THE REQUEST —
Note each line where "ابراهیم" appears, and copy it.

§ §

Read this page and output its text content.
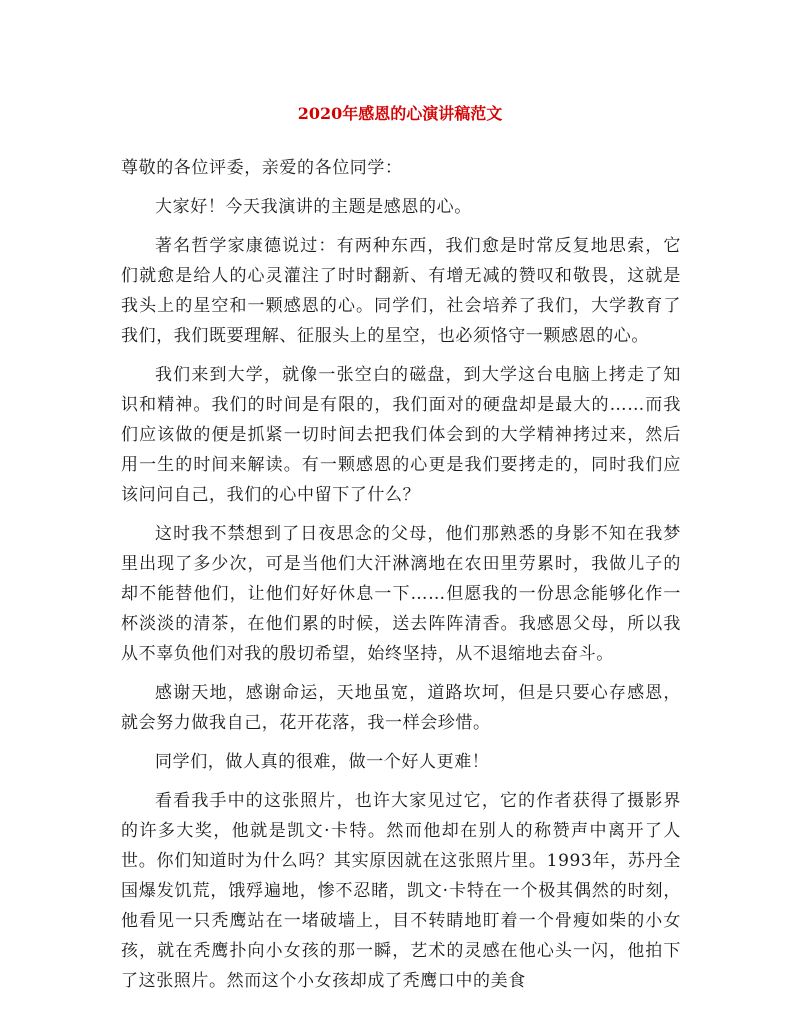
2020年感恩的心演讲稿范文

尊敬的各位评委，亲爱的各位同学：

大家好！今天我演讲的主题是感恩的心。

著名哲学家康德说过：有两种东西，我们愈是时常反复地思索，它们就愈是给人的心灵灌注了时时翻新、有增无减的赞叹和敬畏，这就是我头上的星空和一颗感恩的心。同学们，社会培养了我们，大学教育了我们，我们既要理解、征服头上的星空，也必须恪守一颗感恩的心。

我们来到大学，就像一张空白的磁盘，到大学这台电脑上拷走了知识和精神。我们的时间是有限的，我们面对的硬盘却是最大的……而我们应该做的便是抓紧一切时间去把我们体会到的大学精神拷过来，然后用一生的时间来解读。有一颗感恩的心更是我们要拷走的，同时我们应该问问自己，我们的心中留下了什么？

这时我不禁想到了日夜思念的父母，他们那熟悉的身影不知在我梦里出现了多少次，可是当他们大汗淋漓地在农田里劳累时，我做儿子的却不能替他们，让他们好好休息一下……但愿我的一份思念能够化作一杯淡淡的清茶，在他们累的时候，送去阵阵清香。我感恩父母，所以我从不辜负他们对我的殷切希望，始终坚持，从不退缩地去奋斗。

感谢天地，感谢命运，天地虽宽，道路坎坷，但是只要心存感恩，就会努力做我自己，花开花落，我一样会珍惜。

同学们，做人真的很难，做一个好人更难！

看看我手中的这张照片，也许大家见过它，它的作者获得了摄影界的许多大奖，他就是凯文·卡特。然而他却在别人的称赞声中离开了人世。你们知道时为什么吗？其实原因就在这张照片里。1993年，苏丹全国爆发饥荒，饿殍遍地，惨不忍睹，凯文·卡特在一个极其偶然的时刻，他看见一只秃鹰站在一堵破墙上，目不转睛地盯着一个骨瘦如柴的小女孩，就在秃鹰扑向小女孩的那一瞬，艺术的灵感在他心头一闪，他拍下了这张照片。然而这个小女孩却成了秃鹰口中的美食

§ §

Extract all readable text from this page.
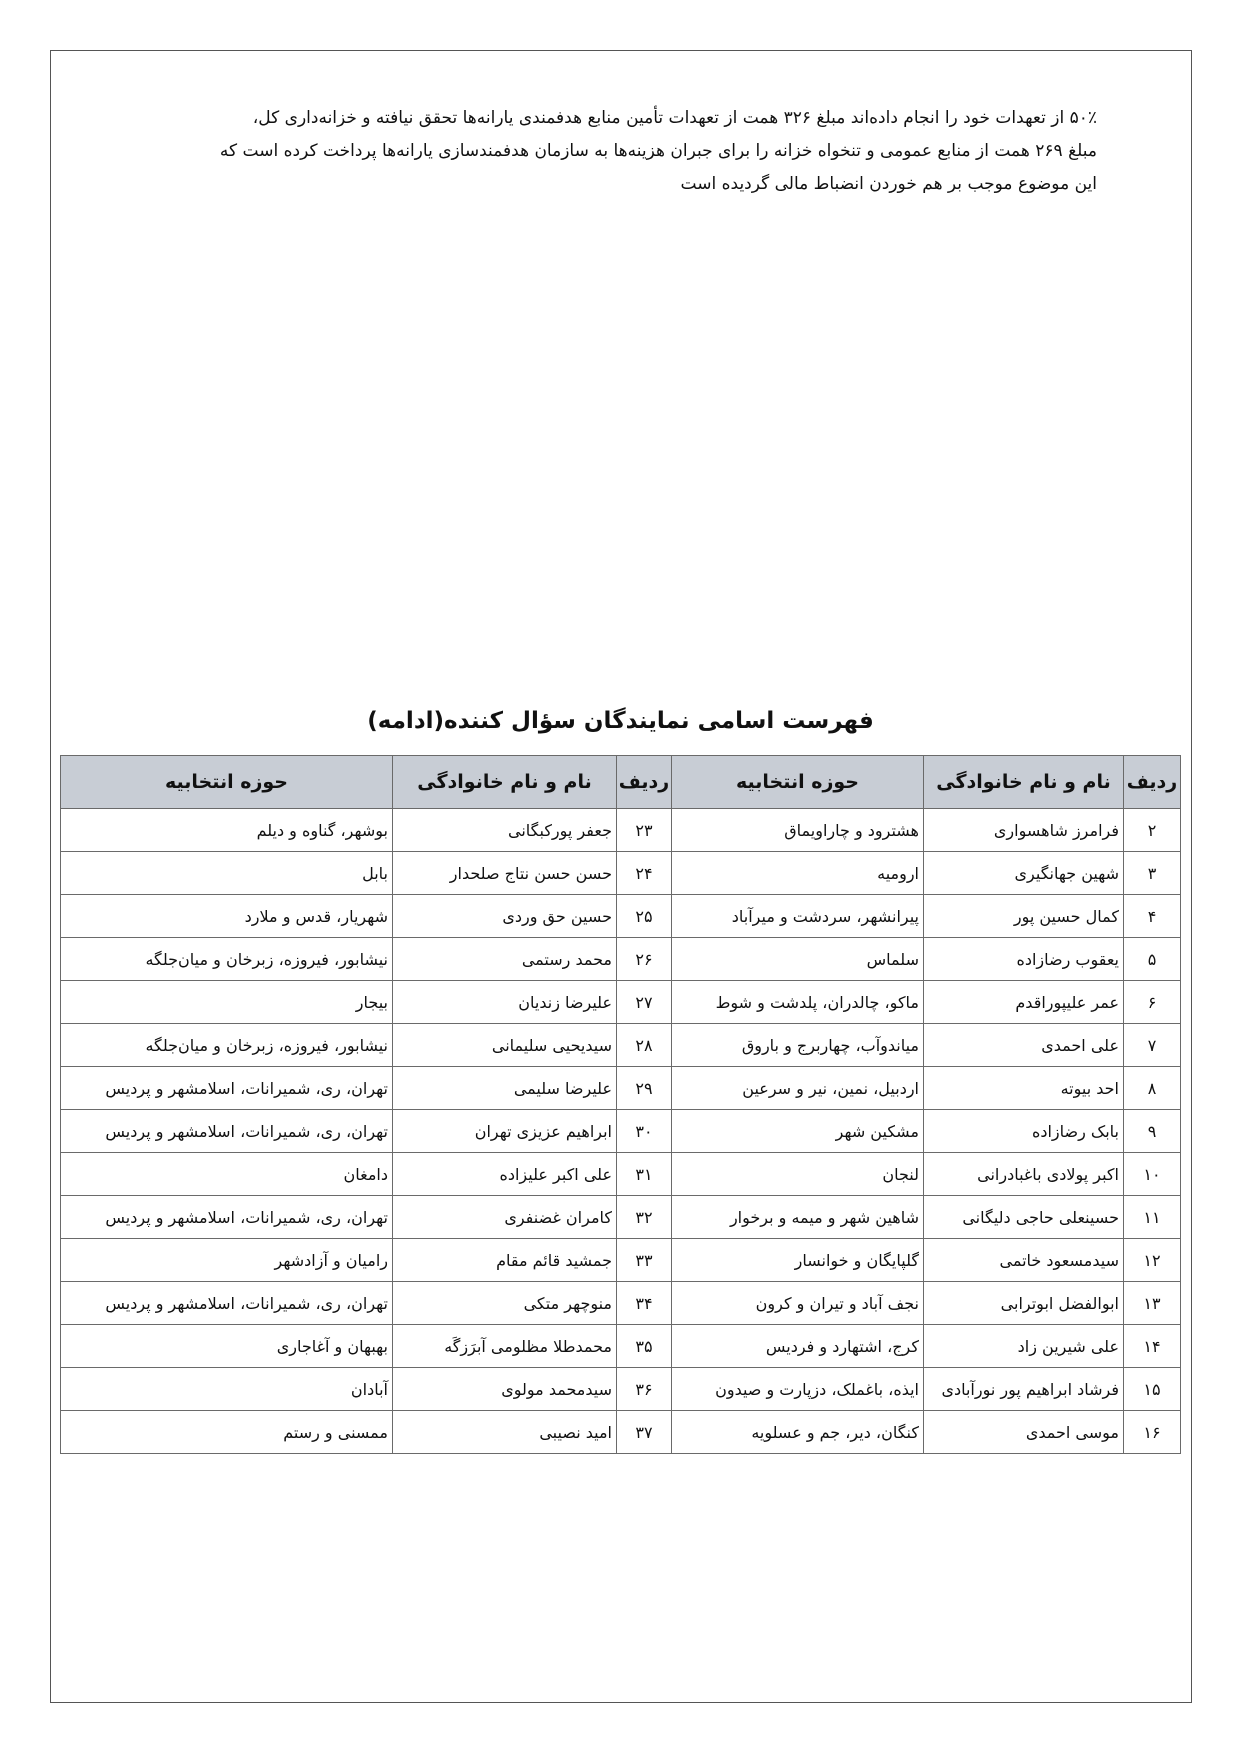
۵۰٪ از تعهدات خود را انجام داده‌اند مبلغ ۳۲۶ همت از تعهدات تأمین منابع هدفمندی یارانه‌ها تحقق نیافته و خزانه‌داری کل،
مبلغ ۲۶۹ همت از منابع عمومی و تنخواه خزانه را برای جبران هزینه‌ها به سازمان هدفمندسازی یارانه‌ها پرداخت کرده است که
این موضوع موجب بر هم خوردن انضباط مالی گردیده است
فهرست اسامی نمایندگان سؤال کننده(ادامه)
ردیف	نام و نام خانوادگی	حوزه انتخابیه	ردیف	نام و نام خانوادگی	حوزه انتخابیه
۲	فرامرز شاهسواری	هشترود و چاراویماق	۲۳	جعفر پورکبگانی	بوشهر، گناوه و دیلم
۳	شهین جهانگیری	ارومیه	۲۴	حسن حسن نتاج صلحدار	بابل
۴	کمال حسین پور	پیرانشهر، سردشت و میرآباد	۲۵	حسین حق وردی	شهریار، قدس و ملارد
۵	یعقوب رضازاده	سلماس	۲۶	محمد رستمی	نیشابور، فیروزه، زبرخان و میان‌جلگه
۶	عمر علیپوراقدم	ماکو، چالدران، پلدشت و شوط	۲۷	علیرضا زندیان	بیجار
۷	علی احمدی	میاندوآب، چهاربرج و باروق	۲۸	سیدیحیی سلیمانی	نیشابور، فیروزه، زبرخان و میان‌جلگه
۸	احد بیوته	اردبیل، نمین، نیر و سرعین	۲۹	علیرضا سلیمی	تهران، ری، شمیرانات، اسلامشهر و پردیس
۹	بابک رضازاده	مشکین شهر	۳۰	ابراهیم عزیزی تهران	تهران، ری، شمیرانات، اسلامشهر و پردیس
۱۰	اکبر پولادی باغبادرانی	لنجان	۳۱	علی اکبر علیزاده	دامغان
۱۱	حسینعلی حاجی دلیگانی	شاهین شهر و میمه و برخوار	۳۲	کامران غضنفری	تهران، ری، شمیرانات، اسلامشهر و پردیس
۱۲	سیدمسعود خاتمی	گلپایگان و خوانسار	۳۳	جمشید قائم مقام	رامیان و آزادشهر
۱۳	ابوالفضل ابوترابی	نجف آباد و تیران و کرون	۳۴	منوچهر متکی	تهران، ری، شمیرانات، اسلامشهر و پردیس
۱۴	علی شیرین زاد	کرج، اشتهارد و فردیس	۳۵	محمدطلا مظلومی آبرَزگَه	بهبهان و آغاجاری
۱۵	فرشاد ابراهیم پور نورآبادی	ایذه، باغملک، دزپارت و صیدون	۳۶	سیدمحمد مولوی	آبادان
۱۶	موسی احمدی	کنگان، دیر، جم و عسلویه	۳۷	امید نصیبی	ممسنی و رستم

§ §

COMPLETE RESPONSE —
۹	بابک رضازاده	مشکین شهر	۳۰	ابراهیم عزیزی تهران	تهران، ری، شمیرانات، اسلامشهر و پردیس
۱۵	فرشاد ابراهیم پور نورآبادی	ایذه، باغملک، دزپارت و صیدون	۳۶	سیدمحمد مولوی	آبادان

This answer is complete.